EXERCISE PROMPT>
Transcribe each entry below exactly. Pictures do not go in the copy.
--- Start of AVAILABLE RECORDS ---
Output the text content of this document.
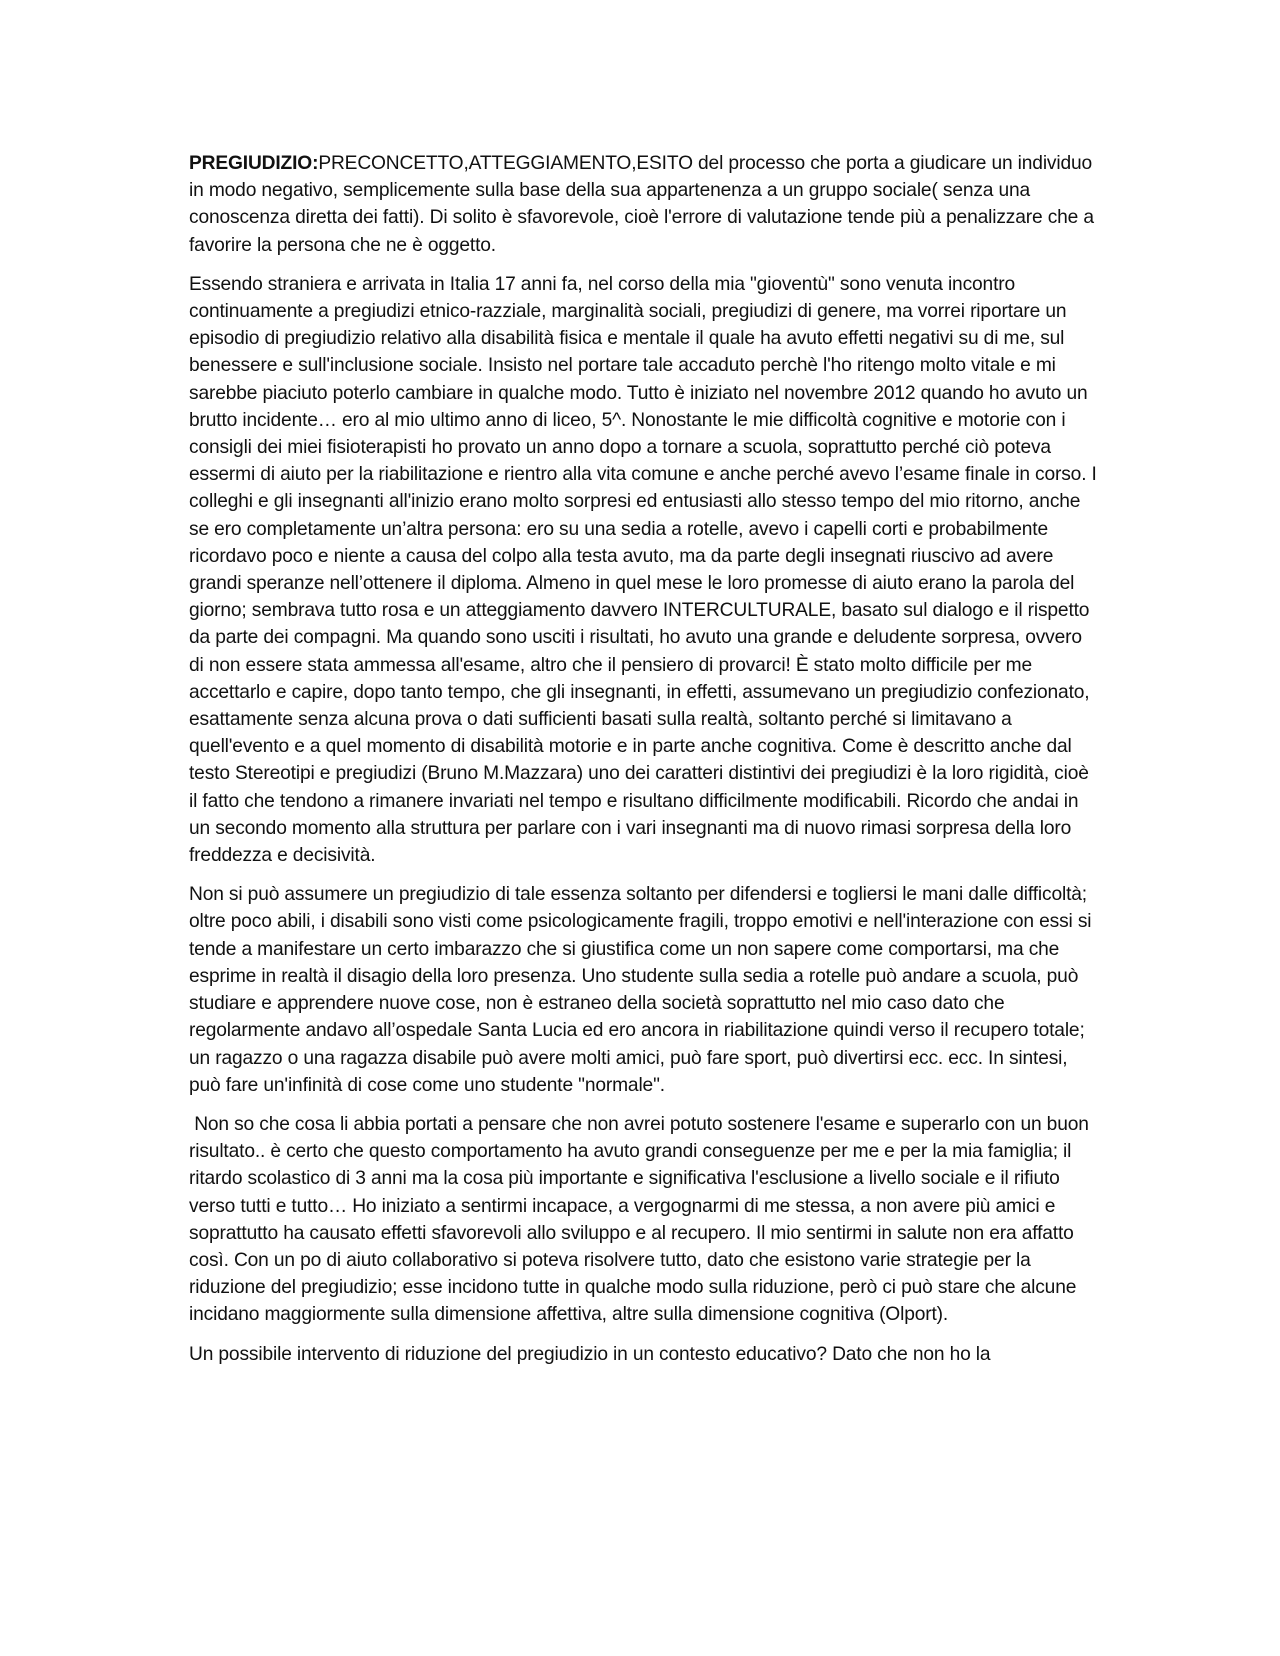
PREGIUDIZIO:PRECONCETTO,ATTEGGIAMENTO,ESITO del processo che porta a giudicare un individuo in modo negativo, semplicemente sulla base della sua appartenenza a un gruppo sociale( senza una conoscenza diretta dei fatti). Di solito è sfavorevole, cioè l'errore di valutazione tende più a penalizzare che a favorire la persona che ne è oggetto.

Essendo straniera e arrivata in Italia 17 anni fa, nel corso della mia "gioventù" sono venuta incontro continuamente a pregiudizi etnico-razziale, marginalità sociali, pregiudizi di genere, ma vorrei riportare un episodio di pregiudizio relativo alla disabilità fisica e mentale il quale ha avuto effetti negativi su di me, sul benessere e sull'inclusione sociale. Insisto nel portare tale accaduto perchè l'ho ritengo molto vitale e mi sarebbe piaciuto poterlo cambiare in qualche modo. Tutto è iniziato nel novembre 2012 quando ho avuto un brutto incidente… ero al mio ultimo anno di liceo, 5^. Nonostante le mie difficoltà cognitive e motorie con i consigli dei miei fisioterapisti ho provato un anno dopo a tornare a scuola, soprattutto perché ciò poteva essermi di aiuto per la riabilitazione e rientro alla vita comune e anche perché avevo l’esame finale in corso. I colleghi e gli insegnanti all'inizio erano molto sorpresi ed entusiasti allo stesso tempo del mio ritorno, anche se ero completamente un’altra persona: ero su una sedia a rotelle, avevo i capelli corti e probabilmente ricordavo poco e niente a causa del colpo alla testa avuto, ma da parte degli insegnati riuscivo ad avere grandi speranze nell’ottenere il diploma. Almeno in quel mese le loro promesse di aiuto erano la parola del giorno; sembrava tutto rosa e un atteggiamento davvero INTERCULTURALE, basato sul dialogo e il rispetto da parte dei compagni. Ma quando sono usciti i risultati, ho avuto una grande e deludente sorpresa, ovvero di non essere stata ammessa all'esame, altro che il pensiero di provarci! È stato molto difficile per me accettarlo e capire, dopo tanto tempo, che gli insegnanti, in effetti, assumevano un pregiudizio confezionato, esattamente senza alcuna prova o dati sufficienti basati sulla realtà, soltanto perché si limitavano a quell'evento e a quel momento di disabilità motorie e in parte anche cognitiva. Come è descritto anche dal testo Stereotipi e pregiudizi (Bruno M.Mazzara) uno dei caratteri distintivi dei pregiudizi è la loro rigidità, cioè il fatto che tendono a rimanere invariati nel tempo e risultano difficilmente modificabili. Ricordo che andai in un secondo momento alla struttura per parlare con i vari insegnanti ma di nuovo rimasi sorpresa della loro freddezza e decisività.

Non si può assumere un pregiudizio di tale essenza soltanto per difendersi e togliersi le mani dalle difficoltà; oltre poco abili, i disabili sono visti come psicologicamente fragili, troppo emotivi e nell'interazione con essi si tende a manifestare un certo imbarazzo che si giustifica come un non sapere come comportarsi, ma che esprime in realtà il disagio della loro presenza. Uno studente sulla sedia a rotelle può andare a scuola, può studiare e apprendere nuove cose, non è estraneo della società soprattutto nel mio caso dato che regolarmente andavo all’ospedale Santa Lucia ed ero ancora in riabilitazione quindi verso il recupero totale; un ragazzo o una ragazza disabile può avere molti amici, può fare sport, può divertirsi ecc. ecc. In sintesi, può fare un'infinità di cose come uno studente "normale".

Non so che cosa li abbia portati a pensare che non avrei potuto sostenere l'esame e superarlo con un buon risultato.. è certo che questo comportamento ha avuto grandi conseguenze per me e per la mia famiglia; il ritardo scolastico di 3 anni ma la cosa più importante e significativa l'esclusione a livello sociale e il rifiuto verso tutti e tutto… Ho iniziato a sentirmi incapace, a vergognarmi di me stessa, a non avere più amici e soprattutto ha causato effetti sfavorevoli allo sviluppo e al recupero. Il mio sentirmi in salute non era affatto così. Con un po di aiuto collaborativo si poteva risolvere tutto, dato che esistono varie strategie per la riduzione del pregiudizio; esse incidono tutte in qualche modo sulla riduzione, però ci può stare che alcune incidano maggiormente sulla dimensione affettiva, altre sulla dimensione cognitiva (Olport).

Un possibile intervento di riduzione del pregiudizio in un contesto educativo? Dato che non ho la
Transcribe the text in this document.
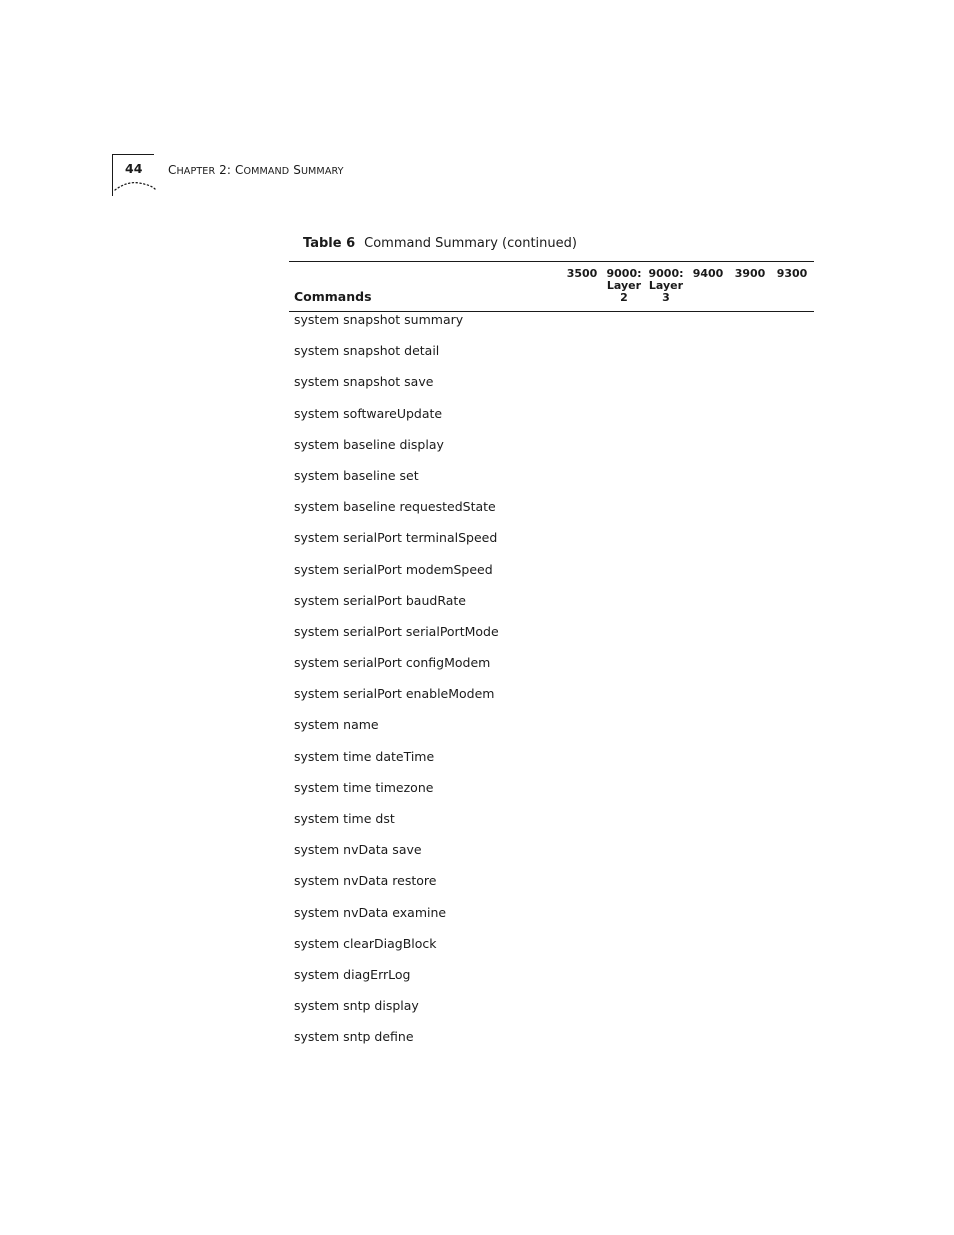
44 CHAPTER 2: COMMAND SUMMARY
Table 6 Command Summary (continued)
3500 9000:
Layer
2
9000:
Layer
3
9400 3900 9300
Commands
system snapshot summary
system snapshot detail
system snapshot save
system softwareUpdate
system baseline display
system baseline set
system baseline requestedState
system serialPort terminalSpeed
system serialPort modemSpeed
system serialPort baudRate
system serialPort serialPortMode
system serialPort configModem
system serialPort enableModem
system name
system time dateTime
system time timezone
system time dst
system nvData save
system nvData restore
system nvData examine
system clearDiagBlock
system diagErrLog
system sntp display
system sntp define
--- End of AVAILABLE RECORDS ---
TASK RESULT>
Output the text content of this document.
PREGIUDIZIO:PRECONCETTO,ATTEGGIAMENTO,ESITO del processo che porta a giudicare un individuo in modo negativo, semplicemente sulla base della sua appartenenza a un gruppo sociale( senza una conoscenza diretta dei fatti). Di solito è sfavorevole, cioè l'errore di valutazione tende più a penalizzare che a favorire la persona che ne è oggetto.

Essendo straniera e arrivata in Italia 17 anni fa, nel corso della mia "gioventù" sono venuta incontro continuamente a pregiudizi etnico-razziale, marginalità sociali, pregiudizi di genere, ma vorrei riportare un episodio di pregiudizio relativo alla disabilità fisica e mentale il quale ha avuto effetti negativi su di me, sul benessere e sull'inclusione sociale. Insisto nel portare tale accaduto perchè l'ho ritengo molto vitale e mi sarebbe piaciuto poterlo cambiare in qualche modo. Tutto è iniziato nel novembre 2012 quando ho avuto un brutto incidente… ero al mio ultimo anno di liceo, 5^. Nonostante le mie difficoltà cognitive e motorie con i consigli dei miei fisioterapisti ho provato un anno dopo a tornare a scuola, soprattutto perché ciò poteva essermi di aiuto per la riabilitazione e rientro alla vita comune e anche perché avevo l’esame finale in corso. I colleghi e gli insegnanti all'inizio erano molto sorpresi ed entusiasti allo stesso tempo del mio ritorno, anche se ero completamente un’altra persona: ero su una sedia a rotelle, avevo i capelli corti e probabilmente ricordavo poco e niente a causa del colpo alla testa avuto, ma da parte degli insegnati riuscivo ad avere grandi speranze nell’ottenere il diploma. Almeno in quel mese le loro promesse di aiuto erano la parola del giorno; sembrava tutto rosa e un atteggiamento davvero INTERCULTURALE, basato sul dialogo e il rispetto da parte dei compagni. Ma quando sono usciti i risultati, ho avuto una grande e deludente sorpresa, ovvero di non essere stata ammessa all'esame, altro che il pensiero di provarci! È stato molto difficile per me accettarlo e capire, dopo tanto tempo, che gli insegnanti, in effetti, assumevano un pregiudizio confezionato, esattamente senza alcuna prova o dati sufficienti basati sulla realtà, soltanto perché si limitavano a quell'evento e a quel momento di disabilità motorie e in parte anche cognitiva. Come è descritto anche dal testo Stereotipi e pregiudizi (Bruno M.Mazzara) uno dei caratteri distintivi dei pregiudizi è la loro rigidità, cioè il fatto che tendono a rimanere invariati nel tempo e risultano difficilmente modificabili. Ricordo che andai in un secondo momento alla struttura per parlare con i vari insegnanti ma di nuovo rimasi sorpresa della loro freddezza e decisività.

Non si può assumere un pregiudizio di tale essenza soltanto per difendersi e togliersi le mani dalle difficoltà; oltre poco abili, i disabili sono visti come psicologicamente fragili, troppo emotivi e nell'interazione con essi si tende a manifestare un certo imbarazzo che si giustifica come un non sapere come comportarsi, ma che esprime in realtà il disagio della loro presenza. Uno studente sulla sedia a rotelle può andare a scuola, può studiare e apprendere nuove cose, non è estraneo della società soprattutto nel mio caso dato che regolarmente andavo all’ospedale Santa Lucia ed ero ancora in riabilitazione quindi verso il recupero totale; un ragazzo o una ragazza disabile può avere molti amici, può fare sport, può divertirsi ecc. ecc. In sintesi, può fare un'infinità di cose come uno studente "normale".

Non so che cosa li abbia portati a pensare che non avrei potuto sostenere l'esame e superarlo con un buon risultato.. è certo che questo comportamento ha avuto grandi conseguenze per me e per la mia famiglia; il ritardo scolastico di 3 anni ma la cosa più importante e significativa l'esclusione a livello sociale e il rifiuto verso tutti e tutto… Ho iniziato a sentirmi incapace, a vergognarmi di me stessa, a non avere più amici e soprattutto ha causato effetti sfavorevoli allo sviluppo e al recupero. Il mio sentirmi in salute non era affatto così. Con un po di aiuto collaborativo si poteva risolvere tutto, dato che esistono varie strategie per la riduzione del pregiudizio; esse incidono tutte in qualche modo sulla riduzione, però ci può stare che alcune incidano maggiormente sulla dimensione affettiva, altre sulla dimensione cognitiva (Olport).

Un possibile intervento di riduzione del pregiudizio in un contesto educativo? Dato che non ho la
Transcribe the text in this document.
44 CHAPTER 2: COMMAND SUMMARY
Table 6 Command Summary (continued)
3500 9000:
Layer
2
9000:
Layer
3
9400 3900 9300
Commands
system snapshot summary
system snapshot detail
system snapshot save
system softwareUpdate
system baseline display
system baseline set
system baseline requestedState
system serialPort terminalSpeed
system serialPort modemSpeed
system serialPort baudRate
system serialPort serialPortMode
system serialPort configModem
system serialPort enableModem
system name
system time dateTime
system time timezone
system time dst
system nvData save
system nvData restore
system nvData examine
system clearDiagBlock
system diagErrLog
system sntp display
system sntp define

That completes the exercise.